--- Your goal ---
Copy every line of the listing that holds the string "officielles".

**********

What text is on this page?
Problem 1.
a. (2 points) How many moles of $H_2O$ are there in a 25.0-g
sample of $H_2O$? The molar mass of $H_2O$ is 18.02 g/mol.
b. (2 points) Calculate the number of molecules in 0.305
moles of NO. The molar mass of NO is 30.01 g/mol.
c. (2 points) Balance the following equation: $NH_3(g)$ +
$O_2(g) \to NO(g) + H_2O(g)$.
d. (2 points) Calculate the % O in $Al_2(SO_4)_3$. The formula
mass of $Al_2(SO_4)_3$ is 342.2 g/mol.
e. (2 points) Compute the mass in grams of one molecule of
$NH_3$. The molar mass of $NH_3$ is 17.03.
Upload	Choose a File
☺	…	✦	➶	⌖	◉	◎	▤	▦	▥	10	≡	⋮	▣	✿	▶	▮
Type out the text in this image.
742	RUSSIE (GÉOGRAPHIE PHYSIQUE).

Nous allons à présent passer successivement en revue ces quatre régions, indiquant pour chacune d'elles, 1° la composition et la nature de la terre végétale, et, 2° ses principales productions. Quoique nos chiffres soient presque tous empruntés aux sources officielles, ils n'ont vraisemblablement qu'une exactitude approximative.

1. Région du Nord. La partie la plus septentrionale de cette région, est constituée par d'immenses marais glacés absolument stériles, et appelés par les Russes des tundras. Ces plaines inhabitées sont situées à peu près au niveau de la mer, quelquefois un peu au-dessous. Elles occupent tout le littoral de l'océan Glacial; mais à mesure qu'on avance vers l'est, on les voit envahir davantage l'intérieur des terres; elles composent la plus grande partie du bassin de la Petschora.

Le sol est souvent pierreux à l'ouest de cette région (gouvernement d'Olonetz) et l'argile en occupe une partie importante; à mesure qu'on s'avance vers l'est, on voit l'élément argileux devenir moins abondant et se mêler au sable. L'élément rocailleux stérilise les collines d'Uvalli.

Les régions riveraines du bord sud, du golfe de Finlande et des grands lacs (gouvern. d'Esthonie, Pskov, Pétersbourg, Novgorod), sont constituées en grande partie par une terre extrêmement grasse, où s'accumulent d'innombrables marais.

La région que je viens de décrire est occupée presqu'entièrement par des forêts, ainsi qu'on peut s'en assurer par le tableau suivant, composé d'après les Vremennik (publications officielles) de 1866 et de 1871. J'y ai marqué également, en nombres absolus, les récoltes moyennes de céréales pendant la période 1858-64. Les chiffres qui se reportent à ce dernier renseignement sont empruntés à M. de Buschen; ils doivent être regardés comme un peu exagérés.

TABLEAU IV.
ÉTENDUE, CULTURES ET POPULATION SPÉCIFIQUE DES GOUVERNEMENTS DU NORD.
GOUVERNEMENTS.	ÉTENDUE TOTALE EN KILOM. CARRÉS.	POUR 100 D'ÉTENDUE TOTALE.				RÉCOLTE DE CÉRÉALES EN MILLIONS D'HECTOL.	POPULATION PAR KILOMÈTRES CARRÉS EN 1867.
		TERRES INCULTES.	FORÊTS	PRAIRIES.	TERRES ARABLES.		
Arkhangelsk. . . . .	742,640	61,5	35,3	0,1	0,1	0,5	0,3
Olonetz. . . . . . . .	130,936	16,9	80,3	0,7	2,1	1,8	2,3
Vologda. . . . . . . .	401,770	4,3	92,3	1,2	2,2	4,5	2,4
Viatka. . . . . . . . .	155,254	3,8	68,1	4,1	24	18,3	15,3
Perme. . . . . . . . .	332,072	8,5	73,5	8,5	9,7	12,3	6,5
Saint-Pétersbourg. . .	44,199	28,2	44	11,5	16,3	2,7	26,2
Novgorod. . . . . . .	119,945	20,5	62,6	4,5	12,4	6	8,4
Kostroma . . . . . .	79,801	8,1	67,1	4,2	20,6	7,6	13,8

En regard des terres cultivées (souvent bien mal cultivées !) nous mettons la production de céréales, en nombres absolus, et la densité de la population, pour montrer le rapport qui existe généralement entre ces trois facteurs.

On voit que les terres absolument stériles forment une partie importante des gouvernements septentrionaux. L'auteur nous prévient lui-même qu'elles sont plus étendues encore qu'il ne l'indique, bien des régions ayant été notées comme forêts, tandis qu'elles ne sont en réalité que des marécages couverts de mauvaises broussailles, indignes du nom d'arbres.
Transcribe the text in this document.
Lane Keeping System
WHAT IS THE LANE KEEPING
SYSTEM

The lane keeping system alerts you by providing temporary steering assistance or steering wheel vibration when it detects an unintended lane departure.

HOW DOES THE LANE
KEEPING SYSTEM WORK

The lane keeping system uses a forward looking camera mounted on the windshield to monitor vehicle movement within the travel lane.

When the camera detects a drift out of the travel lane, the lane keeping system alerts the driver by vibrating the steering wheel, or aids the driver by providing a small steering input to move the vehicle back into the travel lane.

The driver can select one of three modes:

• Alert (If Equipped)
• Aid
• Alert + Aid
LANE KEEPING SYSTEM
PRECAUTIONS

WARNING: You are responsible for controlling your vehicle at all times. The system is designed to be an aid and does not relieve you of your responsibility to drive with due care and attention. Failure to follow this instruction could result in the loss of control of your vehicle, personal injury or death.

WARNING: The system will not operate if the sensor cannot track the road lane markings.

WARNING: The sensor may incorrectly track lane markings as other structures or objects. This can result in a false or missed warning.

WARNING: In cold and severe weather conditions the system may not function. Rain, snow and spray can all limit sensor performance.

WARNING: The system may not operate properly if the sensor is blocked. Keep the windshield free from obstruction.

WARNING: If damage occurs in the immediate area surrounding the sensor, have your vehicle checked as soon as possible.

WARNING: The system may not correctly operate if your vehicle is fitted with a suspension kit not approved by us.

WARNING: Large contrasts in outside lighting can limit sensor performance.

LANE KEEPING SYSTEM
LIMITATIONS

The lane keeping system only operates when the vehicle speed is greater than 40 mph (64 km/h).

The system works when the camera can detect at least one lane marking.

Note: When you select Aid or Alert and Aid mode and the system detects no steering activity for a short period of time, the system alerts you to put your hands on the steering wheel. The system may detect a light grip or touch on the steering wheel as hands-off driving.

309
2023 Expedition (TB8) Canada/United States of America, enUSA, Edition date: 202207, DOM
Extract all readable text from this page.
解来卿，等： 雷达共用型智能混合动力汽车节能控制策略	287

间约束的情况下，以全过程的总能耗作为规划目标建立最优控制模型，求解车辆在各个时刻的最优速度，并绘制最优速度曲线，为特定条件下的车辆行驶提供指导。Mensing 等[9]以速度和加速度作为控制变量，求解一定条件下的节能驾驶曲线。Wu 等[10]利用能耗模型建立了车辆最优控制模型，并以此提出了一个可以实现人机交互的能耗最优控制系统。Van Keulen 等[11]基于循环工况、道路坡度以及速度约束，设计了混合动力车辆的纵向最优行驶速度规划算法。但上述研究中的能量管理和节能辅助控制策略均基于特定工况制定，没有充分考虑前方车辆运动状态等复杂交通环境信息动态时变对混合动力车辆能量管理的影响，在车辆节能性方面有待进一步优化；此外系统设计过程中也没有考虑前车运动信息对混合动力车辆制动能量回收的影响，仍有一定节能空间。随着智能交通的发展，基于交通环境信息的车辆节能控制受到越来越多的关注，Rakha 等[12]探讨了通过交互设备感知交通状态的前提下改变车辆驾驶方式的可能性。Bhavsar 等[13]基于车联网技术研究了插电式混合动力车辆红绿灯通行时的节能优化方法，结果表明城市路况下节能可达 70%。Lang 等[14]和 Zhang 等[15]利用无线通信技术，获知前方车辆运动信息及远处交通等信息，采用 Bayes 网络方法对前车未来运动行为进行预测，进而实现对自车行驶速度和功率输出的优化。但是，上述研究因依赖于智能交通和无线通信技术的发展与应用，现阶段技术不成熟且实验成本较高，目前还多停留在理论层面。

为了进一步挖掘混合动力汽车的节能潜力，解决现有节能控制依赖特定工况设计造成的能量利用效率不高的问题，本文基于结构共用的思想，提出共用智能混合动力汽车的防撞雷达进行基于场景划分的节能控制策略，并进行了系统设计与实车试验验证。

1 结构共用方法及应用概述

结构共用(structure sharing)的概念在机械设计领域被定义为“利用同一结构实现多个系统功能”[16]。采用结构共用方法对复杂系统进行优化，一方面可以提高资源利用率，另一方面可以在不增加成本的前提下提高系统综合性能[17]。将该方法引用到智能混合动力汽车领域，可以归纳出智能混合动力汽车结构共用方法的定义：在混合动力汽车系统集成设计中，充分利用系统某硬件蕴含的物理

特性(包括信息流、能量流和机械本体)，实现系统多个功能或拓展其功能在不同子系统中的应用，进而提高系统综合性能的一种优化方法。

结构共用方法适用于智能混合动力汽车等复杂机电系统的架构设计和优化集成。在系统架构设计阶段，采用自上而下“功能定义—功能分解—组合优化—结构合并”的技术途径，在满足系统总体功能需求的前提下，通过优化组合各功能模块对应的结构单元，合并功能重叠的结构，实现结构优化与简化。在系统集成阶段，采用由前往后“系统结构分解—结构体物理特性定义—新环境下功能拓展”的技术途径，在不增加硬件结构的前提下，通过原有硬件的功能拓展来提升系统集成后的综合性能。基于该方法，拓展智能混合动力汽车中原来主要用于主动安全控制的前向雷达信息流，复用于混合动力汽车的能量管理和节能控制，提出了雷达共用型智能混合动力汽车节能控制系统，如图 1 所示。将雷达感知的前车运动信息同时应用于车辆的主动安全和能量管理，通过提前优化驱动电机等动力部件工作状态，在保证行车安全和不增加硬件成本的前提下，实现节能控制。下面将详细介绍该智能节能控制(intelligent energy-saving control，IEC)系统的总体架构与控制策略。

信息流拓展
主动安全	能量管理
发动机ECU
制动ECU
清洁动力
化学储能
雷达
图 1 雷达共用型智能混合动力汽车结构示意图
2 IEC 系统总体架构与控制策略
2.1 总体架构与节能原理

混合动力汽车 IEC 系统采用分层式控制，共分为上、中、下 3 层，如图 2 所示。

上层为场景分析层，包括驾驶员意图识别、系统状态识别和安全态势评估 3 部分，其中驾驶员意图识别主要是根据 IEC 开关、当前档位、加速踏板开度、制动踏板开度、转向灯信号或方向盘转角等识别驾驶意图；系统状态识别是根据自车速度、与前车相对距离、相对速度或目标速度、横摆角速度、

**********

--- The solution ---
Nous allons à présent passer successivement en revue ces quatre régions, indiquant pour chacune d'elles, 1° la composition et la nature de la terre végétale, et, 2° ses principales productions. Quoique nos chiffres soient presque tous empruntés aux sources officielles, ils n'ont vraisemblablement qu'une exactitude approximative.
La région que je viens de décrire est occupée presqu'entièrement par des forêts, ainsi qu'on peut s'en assurer par le tableau suivant, composé d'après les Vremennik (publications officielles) de 1866 et de 1871. J'y ai marqué également, en nombres absolus, les récoltes moyennes de céréales pendant la période 1858-64. Les chiffres qui se reportent à ce dernier renseignement sont empruntés à M. de Buschen; ils doivent être regardés comme un peu exagérés.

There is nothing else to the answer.